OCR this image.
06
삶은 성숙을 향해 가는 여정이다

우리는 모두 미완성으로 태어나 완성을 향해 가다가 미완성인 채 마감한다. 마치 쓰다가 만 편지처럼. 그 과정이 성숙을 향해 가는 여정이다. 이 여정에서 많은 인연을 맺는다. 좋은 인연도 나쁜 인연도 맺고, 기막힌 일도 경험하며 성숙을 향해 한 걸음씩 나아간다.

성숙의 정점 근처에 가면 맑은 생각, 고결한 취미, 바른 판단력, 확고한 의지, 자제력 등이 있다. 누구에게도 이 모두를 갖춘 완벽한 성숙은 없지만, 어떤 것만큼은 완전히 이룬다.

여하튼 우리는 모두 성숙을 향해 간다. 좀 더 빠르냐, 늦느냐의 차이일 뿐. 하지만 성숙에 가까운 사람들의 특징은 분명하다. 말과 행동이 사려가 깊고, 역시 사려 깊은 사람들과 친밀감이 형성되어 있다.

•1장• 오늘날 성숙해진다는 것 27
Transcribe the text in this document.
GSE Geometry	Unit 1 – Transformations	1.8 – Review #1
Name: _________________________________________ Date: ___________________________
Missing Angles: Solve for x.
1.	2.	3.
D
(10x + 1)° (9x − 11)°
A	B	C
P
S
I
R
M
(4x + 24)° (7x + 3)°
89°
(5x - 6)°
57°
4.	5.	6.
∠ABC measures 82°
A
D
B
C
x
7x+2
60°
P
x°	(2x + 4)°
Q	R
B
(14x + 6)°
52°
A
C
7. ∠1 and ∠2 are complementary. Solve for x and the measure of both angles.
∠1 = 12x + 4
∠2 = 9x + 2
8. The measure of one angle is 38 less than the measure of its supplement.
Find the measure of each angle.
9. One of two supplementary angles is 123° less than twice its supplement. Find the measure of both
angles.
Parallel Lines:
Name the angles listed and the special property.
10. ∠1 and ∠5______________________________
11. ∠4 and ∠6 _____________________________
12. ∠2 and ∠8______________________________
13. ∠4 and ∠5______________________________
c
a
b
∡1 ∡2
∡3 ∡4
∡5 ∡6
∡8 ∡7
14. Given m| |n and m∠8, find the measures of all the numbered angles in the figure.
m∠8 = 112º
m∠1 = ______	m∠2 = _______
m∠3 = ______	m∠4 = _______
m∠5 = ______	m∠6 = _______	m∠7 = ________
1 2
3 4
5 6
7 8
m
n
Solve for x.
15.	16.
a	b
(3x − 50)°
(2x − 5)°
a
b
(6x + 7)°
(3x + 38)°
--------
Task details>
Look for the word "여정이다" in every line of the listing and copy the lines that have it.

Output>
삶은 성숙을 향해 가는 여정이다
우리는 모두 미완성으로 태어나 완성을 향해 가다가 미완성인 채 마감한다. 마치 쓰다가 만 편지처럼. 그 과정이 성숙을 향해 가는 여정이다. 이 여정에서 많은 인연을 맺는다. 좋은 인연도 나쁜 인연도 맺고, 기막힌 일도 경험하며 성숙을 향해 한 걸음씩 나아간다.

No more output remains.